The request:
Your task is to reproduce the material exactly.

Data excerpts
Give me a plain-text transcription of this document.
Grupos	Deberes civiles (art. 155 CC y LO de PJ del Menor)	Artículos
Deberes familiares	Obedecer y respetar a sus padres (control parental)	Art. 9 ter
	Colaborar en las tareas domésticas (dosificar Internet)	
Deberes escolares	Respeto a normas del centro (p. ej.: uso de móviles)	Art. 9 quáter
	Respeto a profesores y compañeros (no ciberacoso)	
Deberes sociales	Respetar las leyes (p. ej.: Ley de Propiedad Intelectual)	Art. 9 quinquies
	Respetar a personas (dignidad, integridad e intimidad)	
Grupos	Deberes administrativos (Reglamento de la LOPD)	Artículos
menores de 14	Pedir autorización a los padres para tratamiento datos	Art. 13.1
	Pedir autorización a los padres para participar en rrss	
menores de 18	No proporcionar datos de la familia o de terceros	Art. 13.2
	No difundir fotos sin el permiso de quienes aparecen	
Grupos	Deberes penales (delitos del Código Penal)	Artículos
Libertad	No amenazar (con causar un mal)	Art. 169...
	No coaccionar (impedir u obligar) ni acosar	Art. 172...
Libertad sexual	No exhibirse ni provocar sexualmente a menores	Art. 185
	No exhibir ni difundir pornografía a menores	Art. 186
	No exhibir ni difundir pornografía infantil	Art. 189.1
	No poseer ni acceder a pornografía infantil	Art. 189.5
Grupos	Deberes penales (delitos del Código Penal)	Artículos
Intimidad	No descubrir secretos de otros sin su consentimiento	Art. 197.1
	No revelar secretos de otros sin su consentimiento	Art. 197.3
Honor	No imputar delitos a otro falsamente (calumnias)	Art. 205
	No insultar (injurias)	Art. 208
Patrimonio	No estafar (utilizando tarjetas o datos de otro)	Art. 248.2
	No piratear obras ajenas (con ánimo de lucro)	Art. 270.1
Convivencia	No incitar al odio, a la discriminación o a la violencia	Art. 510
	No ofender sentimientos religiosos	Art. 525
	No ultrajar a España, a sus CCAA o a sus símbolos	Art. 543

Solved problem:
Give me a plain-text transcription of this document.
Grupos	Deberes civiles (art. 155 CC y LO de PJ del Menor)	Artículos
Deberes familiares	Obedecer y respetar a sus padres (control parental)	Art. 9 ter
	Colaborar en las tareas domésticas (dosificar Internet)	
Deberes escolares	Respeto a normas del centro (p. ej.: uso de móviles)	Art. 9 quáter
	Respeto a profesores y compañeros (no ciberacoso)	
Deberes sociales	Respetar las leyes (p. ej.: Ley de Propiedad Intelectual)	Art. 9 quinquies
	Respetar a personas (dignidad, integridad e intimidad)	
Grupos	Deberes administrativos (Reglamento de la LOPD)	Artículos
menores de 14	Pedir autorización a los padres para tratamiento datos	Art. 13.1
	Pedir autorización a los padres para participar en rrss	
menores de 18	No proporcionar datos de la familia o de terceros	Art. 13.2
	No difundir fotos sin el permiso de quienes aparecen	
Grupos	Deberes penales (delitos del Código Penal)	Artículos
Libertad	No amenazar (con causar un mal)	Art. 169...
	No coaccionar (impedir u obligar) ni acosar	Art. 172...
Libertad sexual	No exhibirse ni provocar sexualmente a menores	Art. 185
	No exhibir ni difundir pornografía a menores	Art. 186
	No exhibir ni difundir pornografía infantil	Art. 189.1
	No poseer ni acceder a pornografía infantil	Art. 189.5
Grupos	Deberes penales (delitos del Código Penal)	Artículos
Intimidad	No descubrir secretos de otros sin su consentimiento	Art. 197.1
	No revelar secretos de otros sin su consentimiento	Art. 197.3
Honor	No imputar delitos a otro falsamente (calumnias)	Art. 205
	No insultar (injurias)	Art. 208
Patrimonio	No estafar (utilizando tarjetas o datos de otro)	Art. 248.2
	No piratear obras ajenas (con ánimo de lucro)	Art. 270.1
Convivencia	No incitar al odio, a la discriminación o a la violencia	Art. 510
	No ofender sentimientos religiosos	Art. 525
	No ultrajar a España, a sus CCAA o a sus símbolos	Art. 543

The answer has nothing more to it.